Top of Selected passage

Confronting The Double Standard

 

I can’t pin point the exact time anxiety came into my life; all I can tell you is that it has been in my life for quite some time. From little to severe. Little, as in the nagging feeling inside you that every one is upset with you and it would be better for you not to be apart of human existence. Or on the extreme side of things when your chest becomes tight, your breath becomes short and have a hard time controlling the speed your mind races at. Living with anxiety has seemed like an impossible puzzle in my life. Things seem hopeless when nothing seems to work, right? Even sitting in front of a professional counselor can see like a waste of time. Worse yet, when living with anxiety we can throw depression into the mix. And the both seem to work off each other in strange ways.

At this rate, it seems easier to start digging your grave and laying in it, right? I’m not so sure, you see as much as I am flooded with suicidal thoughts, I don’t actually want to die. I’m actually just scared and don’t feel like there are any solutions to the problems at hand. I think others are like that too, were all scared and afraid to admit that life is spinning out of control. I’ll admit that here and now, I’ll admit that the future scares me and that I want nothing more then to hide from society. But maybe it’s those of us that want to hide that the world needs most. After all the most amazing lessons in life can come from those who we least expect.

Bottom of Selected passage

What to work on >> Decide whether each statement below agrees with the essay on anxiety, answering yes or no and quoting the words from the essay that settle it. 1. The writer knows exactly when anxiety first appeared in their life. 2. The writer says that, despite suicidal thoughts, they do not really want to die. 3. The writer admits to being frightened of the future.

Top of Available data

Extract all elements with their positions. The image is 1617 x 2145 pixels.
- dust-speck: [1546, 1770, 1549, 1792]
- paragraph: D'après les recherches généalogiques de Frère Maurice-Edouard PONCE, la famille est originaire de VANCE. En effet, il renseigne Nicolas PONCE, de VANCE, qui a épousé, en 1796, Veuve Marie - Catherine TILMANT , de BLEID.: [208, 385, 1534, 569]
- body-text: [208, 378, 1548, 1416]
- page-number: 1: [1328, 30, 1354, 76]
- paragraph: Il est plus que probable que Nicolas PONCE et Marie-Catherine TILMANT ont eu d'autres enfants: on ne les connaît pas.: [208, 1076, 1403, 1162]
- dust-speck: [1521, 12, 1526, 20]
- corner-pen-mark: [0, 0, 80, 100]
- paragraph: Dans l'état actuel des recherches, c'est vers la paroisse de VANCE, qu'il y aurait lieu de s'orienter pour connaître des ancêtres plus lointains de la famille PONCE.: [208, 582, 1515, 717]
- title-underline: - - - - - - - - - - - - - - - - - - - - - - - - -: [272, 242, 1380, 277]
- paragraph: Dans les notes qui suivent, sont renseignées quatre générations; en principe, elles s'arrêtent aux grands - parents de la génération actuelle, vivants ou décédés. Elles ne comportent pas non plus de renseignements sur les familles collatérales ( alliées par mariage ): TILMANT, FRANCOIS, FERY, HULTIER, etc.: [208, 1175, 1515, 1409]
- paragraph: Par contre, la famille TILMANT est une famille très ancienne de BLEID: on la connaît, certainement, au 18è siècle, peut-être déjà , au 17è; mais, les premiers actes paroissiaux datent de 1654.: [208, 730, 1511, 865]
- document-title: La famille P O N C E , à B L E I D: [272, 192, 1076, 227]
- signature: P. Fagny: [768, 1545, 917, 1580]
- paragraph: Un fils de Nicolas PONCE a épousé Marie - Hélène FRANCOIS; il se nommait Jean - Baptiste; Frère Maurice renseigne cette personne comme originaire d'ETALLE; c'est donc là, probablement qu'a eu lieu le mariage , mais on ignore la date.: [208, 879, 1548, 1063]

Bottom of Available data

Answer to the problem >>
1. No: "I can’t pin point the exact time anxiety came into my life"
2. Yes: "as much as I am flooded with suicidal thoughts, I don’t actually want to die"
3. Yes: "I’ll admit that the future scares me"